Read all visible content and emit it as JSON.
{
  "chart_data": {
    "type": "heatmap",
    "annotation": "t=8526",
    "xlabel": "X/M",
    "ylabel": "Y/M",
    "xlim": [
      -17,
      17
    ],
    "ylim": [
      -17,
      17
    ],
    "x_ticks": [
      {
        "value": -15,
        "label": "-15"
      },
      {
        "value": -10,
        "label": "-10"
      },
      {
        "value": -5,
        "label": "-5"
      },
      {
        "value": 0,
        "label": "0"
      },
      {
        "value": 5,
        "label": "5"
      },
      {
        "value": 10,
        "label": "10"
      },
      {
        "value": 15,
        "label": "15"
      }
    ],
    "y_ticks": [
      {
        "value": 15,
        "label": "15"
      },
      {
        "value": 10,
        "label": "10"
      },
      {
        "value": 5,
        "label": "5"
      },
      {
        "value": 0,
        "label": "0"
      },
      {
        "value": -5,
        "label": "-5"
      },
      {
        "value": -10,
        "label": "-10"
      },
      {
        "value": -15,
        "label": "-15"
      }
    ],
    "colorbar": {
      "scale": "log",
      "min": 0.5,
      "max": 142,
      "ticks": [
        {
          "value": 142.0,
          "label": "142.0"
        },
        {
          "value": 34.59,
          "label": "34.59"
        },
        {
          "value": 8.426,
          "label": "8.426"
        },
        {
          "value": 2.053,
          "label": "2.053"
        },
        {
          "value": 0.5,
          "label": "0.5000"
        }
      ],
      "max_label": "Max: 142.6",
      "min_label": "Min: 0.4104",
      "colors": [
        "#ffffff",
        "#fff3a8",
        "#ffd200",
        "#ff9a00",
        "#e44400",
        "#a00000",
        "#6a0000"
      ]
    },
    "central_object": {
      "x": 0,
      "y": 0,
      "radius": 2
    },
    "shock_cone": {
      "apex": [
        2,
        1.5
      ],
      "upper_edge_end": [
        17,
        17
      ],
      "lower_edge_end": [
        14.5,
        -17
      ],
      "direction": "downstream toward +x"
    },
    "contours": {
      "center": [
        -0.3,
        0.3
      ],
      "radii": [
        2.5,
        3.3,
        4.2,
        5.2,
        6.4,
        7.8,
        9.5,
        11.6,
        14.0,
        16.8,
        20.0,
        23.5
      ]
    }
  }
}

Objective: Write out every entry again, keeping each line exactly the same.

Solved problem:
Read all visible content and emit it as JSON.
{
  "chart_data": {
    "type": "heatmap",
    "annotation": "t=8526",
    "xlabel": "X/M",
    "ylabel": "Y/M",
    "xlim": [
      -17,
      17
    ],
    "ylim": [
      -17,
      17
    ],
    "x_ticks": [
      {
        "value": -15,
        "label": "-15"
      },
      {
        "value": -10,
        "label": "-10"
      },
      {
        "value": -5,
        "label": "-5"
      },
      {
        "value": 0,
        "label": "0"
      },
      {
        "value": 5,
        "label": "5"
      },
      {
        "value": 10,
        "label": "10"
      },
      {
        "value": 15,
        "label": "15"
      }
    ],
    "y_ticks": [
      {
        "value": 15,
        "label": "15"
      },
      {
        "value": 10,
        "label": "10"
      },
      {
        "value": 5,
        "label": "5"
      },
      {
        "value": 0,
        "label": "0"
      },
      {
        "value": -5,
        "label": "-5"
      },
      {
        "value": -10,
        "label": "-10"
      },
      {
        "value": -15,
        "label": "-15"
      }
    ],
    "colorbar": {
      "scale": "log",
      "min": 0.5,
      "max": 142,
      "ticks": [
        {
          "value": 142.0,
          "label": "142.0"
        },
        {
          "value": 34.59,
          "label": "34.59"
        },
        {
          "value": 8.426,
          "label": "8.426"
        },
        {
          "value": 2.053,
          "label": "2.053"
        },
        {
          "value": 0.5,
          "label": "0.5000"
        }
      ],
      "max_label": "Max: 142.6",
      "min_label": "Min: 0.4104",
      "colors": [
        "#ffffff",
        "#fff3a8",
        "#ffd200",
        "#ff9a00",
        "#e44400",
        "#a00000",
        "#6a0000"
      ]
    },
    "central_object": {
      "x": 0,
      "y": 0,
      "radius": 2
    },
    "shock_cone": {
      "apex": [
        2,
        1.5
      ],
      "upper_edge_end": [
        17,
        17
      ],
      "lower_edge_end": [
        14.5,
        -17
      ],
      "direction": "downstream toward +x"
    },
    "contours": {
      "center": [
        -0.3,
        0.3
      ],
      "radii": [
        2.5,
        3.3,
        4.2,
        5.2,
        6.4,
        7.8,
        9.5,
        11.6,
        14.0,
        16.8,
        20.0,
        23.5
      ]
    }
  }
}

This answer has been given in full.